* Start Data provided *
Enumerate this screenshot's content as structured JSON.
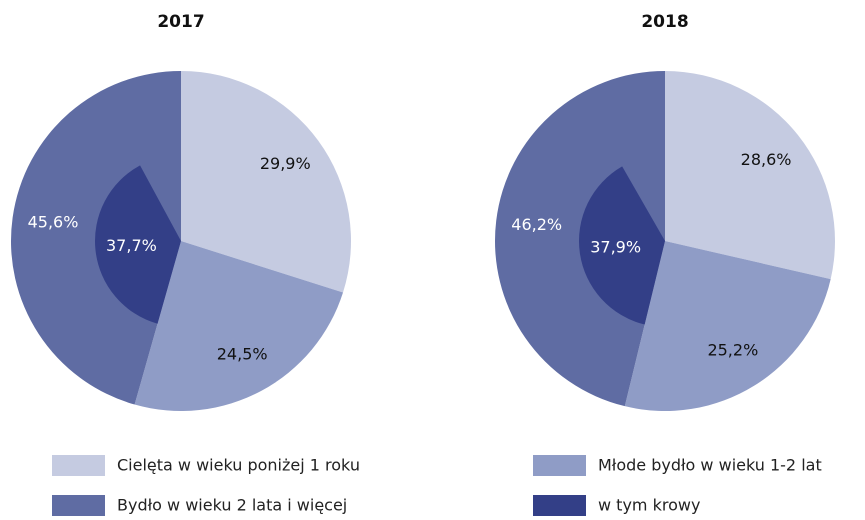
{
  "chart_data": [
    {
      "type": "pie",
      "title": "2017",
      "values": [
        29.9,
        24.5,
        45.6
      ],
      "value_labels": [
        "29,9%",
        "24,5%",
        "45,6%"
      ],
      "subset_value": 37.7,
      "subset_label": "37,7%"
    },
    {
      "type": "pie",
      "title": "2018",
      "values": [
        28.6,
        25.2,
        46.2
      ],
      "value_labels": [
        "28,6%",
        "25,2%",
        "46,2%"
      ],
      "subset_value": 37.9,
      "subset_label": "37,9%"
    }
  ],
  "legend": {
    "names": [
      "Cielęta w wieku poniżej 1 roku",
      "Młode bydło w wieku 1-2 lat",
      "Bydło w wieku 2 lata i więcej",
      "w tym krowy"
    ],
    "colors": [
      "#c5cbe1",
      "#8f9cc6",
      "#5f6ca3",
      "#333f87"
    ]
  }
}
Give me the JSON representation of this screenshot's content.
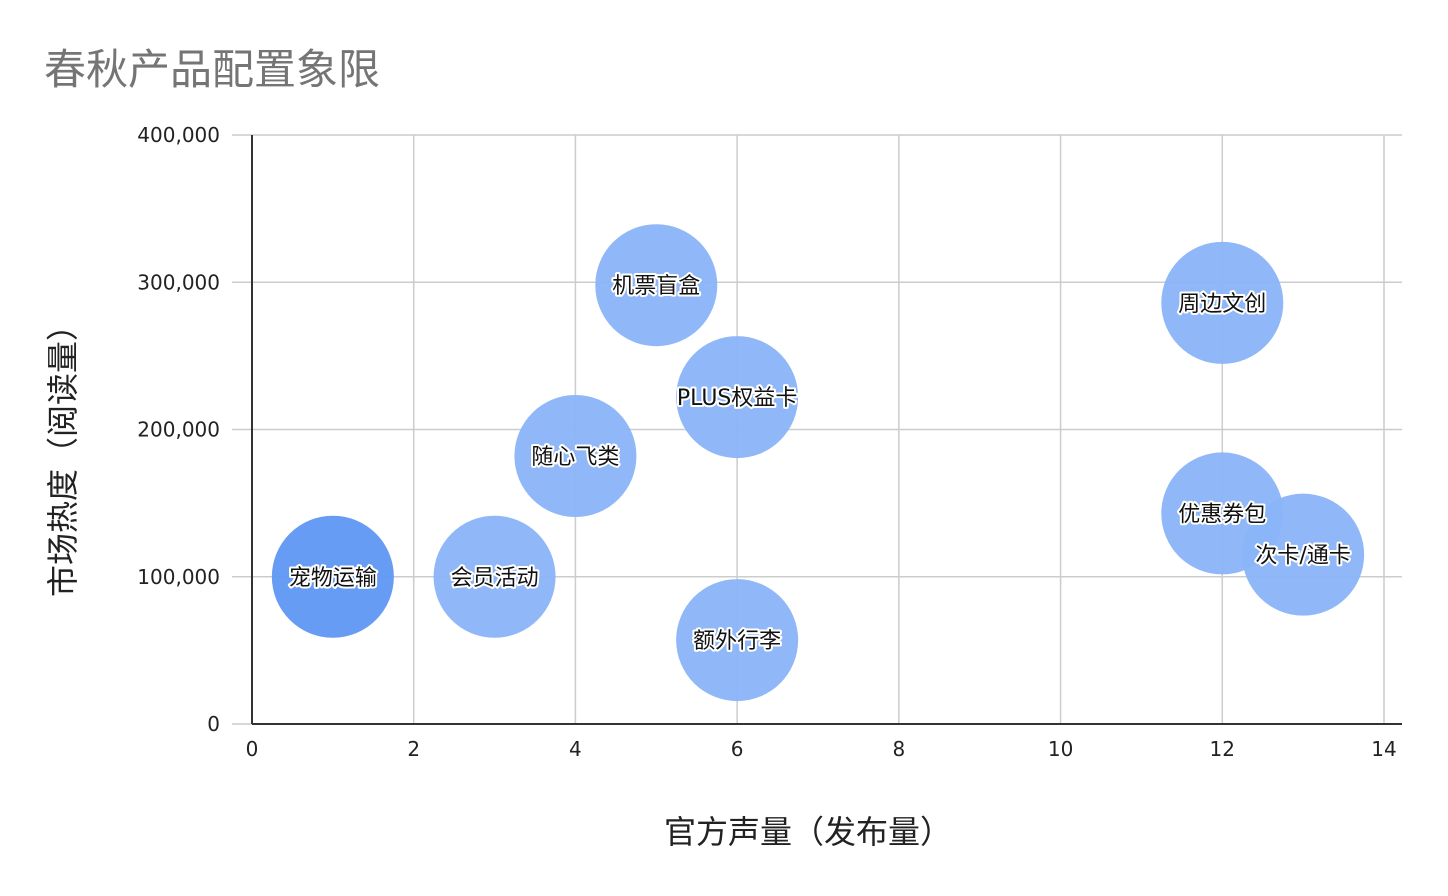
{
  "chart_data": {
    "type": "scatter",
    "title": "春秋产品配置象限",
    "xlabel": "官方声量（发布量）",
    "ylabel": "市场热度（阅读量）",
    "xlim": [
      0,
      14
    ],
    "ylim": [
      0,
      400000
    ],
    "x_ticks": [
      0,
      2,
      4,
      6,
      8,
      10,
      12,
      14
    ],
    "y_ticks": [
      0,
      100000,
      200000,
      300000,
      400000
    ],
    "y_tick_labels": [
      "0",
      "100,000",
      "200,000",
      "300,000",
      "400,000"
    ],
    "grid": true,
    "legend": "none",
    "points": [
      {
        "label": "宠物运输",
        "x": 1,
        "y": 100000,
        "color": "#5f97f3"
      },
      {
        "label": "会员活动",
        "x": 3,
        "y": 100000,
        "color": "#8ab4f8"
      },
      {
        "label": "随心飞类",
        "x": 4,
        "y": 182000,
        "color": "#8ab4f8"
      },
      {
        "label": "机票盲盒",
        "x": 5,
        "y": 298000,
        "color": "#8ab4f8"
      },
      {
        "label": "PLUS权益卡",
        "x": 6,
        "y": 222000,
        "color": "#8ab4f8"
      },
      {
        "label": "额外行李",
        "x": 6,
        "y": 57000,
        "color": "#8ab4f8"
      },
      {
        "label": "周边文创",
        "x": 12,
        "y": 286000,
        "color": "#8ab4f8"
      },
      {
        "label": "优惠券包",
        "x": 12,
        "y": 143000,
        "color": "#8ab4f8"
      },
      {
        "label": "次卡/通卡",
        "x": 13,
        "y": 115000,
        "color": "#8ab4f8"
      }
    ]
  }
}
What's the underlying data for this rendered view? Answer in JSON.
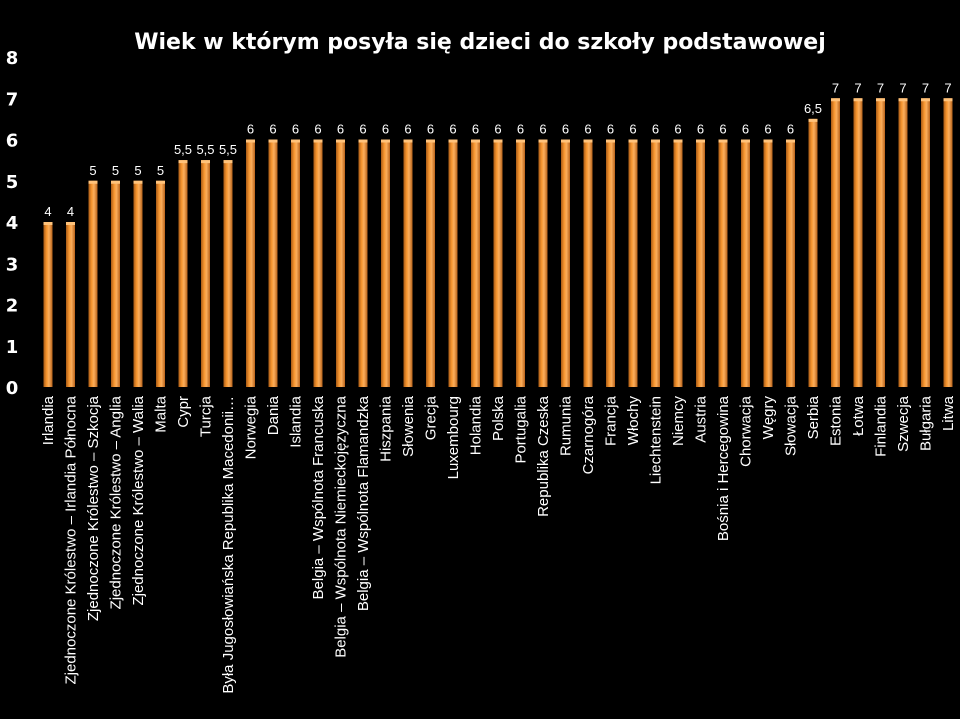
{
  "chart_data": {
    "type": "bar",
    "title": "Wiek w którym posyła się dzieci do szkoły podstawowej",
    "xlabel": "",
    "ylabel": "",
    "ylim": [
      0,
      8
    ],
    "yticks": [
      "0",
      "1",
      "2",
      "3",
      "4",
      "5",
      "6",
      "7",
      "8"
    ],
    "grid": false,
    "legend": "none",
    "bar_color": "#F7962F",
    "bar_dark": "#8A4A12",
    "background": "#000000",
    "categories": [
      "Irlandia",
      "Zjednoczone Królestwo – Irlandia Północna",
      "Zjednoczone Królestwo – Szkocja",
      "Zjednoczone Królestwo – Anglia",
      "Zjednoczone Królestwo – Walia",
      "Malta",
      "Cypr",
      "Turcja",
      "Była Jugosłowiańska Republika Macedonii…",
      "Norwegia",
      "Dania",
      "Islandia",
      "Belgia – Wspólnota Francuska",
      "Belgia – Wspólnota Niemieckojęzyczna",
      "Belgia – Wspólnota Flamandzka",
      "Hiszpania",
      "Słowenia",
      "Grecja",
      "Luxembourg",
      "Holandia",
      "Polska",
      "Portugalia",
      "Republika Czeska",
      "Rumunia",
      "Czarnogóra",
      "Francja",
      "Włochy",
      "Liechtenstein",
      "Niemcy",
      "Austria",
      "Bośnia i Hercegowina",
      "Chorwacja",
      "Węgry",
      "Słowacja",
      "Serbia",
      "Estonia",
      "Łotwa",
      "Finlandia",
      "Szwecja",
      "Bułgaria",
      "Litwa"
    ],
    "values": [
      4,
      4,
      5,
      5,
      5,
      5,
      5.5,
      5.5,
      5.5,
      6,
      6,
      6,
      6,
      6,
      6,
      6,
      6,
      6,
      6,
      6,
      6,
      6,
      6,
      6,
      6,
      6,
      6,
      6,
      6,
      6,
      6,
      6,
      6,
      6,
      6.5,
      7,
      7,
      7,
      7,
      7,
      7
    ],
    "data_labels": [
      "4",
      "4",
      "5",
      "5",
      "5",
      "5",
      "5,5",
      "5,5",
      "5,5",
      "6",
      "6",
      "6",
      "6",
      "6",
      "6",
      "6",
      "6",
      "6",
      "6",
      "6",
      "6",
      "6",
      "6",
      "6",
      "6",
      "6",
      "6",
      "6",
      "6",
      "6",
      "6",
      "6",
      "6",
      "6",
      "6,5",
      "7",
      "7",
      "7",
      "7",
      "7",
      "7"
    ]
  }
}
* End Data provided *
*Goal*
Please write out all the data again word for word, but not the pictures.

*Correct response*
Enumerate this screenshot's content as structured JSON.
{
  "chart_data": [
    {
      "type": "pie",
      "title": "2017",
      "values": [
        29.9,
        24.5,
        45.6
      ],
      "value_labels": [
        "29,9%",
        "24,5%",
        "45,6%"
      ],
      "subset_value": 37.7,
      "subset_label": "37,7%"
    },
    {
      "type": "pie",
      "title": "2018",
      "values": [
        28.6,
        25.2,
        46.2
      ],
      "value_labels": [
        "28,6%",
        "25,2%",
        "46,2%"
      ],
      "subset_value": 37.9,
      "subset_label": "37,9%"
    }
  ],
  "legend": {
    "names": [
      "Cielęta w wieku poniżej 1 roku",
      "Młode bydło w wieku 1-2 lat",
      "Bydło w wieku 2 lata i więcej",
      "w tym krowy"
    ],
    "colors": [
      "#c5cbe1",
      "#8f9cc6",
      "#5f6ca3",
      "#333f87"
    ]
  }
}
Give me the JSON representation of this screenshot's content.
{
  "chart_data": {
    "type": "scatter",
    "title": "春秋产品配置象限",
    "xlabel": "官方声量（发布量）",
    "ylabel": "市场热度（阅读量）",
    "xlim": [
      0,
      14
    ],
    "ylim": [
      0,
      400000
    ],
    "x_ticks": [
      0,
      2,
      4,
      6,
      8,
      10,
      12,
      14
    ],
    "y_ticks": [
      0,
      100000,
      200000,
      300000,
      400000
    ],
    "y_tick_labels": [
      "0",
      "100,000",
      "200,000",
      "300,000",
      "400,000"
    ],
    "grid": true,
    "legend": "none",
    "points": [
      {
        "label": "宠物运输",
        "x": 1,
        "y": 100000,
        "color": "#5f97f3"
      },
      {
        "label": "会员活动",
        "x": 3,
        "y": 100000,
        "color": "#8ab4f8"
      },
      {
        "label": "随心飞类",
        "x": 4,
        "y": 182000,
        "color": "#8ab4f8"
      },
      {
        "label": "机票盲盒",
        "x": 5,
        "y": 298000,
        "color": "#8ab4f8"
      },
      {
        "label": "PLUS权益卡",
        "x": 6,
        "y": 222000,
        "color": "#8ab4f8"
      },
      {
        "label": "额外行李",
        "x": 6,
        "y": 57000,
        "color": "#8ab4f8"
      },
      {
        "label": "周边文创",
        "x": 12,
        "y": 286000,
        "color": "#8ab4f8"
      },
      {
        "label": "优惠券包",
        "x": 12,
        "y": 143000,
        "color": "#8ab4f8"
      },
      {
        "label": "次卡/通卡",
        "x": 13,
        "y": 115000,
        "color": "#8ab4f8"
      }
    ]
  }
}
What's the underlying data for this rendered view? Answer in JSON.
{
  "chart_data": {
    "type": "bar",
    "title": "Wiek w którym posyła się dzieci do szkoły podstawowej",
    "xlabel": "",
    "ylabel": "",
    "ylim": [
      0,
      8
    ],
    "yticks": [
      "0",
      "1",
      "2",
      "3",
      "4",
      "5",
      "6",
      "7",
      "8"
    ],
    "grid": false,
    "legend": "none",
    "bar_color": "#F7962F",
    "bar_dark": "#8A4A12",
    "background": "#000000",
    "categories": [
      "Irlandia",
      "Zjednoczone Królestwo – Irlandia Północna",
      "Zjednoczone Królestwo – Szkocja",
      "Zjednoczone Królestwo – Anglia",
      "Zjednoczone Królestwo – Walia",
      "Malta",
      "Cypr",
      "Turcja",
      "Była Jugosłowiańska Republika Macedonii…",
      "Norwegia",
      "Dania",
      "Islandia",
      "Belgia – Wspólnota Francuska",
      "Belgia – Wspólnota Niemieckojęzyczna",
      "Belgia – Wspólnota Flamandzka",
      "Hiszpania",
      "Słowenia",
      "Grecja",
      "Luxembourg",
      "Holandia",
      "Polska",
      "Portugalia",
      "Republika Czeska",
      "Rumunia",
      "Czarnogóra",
      "Francja",
      "Włochy",
      "Liechtenstein",
      "Niemcy",
      "Austria",
      "Bośnia i Hercegowina",
      "Chorwacja",
      "Węgry",
      "Słowacja",
      "Serbia",
      "Estonia",
      "Łotwa",
      "Finlandia",
      "Szwecja",
      "Bułgaria",
      "Litwa"
    ],
    "values": [
      4,
      4,
      5,
      5,
      5,
      5,
      5.5,
      5.5,
      5.5,
      6,
      6,
      6,
      6,
      6,
      6,
      6,
      6,
      6,
      6,
      6,
      6,
      6,
      6,
      6,
      6,
      6,
      6,
      6,
      6,
      6,
      6,
      6,
      6,
      6,
      6.5,
      7,
      7,
      7,
      7,
      7,
      7
    ],
    "data_labels": [
      "4",
      "4",
      "5",
      "5",
      "5",
      "5",
      "5,5",
      "5,5",
      "5,5",
      "6",
      "6",
      "6",
      "6",
      "6",
      "6",
      "6",
      "6",
      "6",
      "6",
      "6",
      "6",
      "6",
      "6",
      "6",
      "6",
      "6",
      "6",
      "6",
      "6",
      "6",
      "6",
      "6",
      "6",
      "6",
      "6,5",
      "7",
      "7",
      "7",
      "7",
      "7",
      "7"
    ]
  }
}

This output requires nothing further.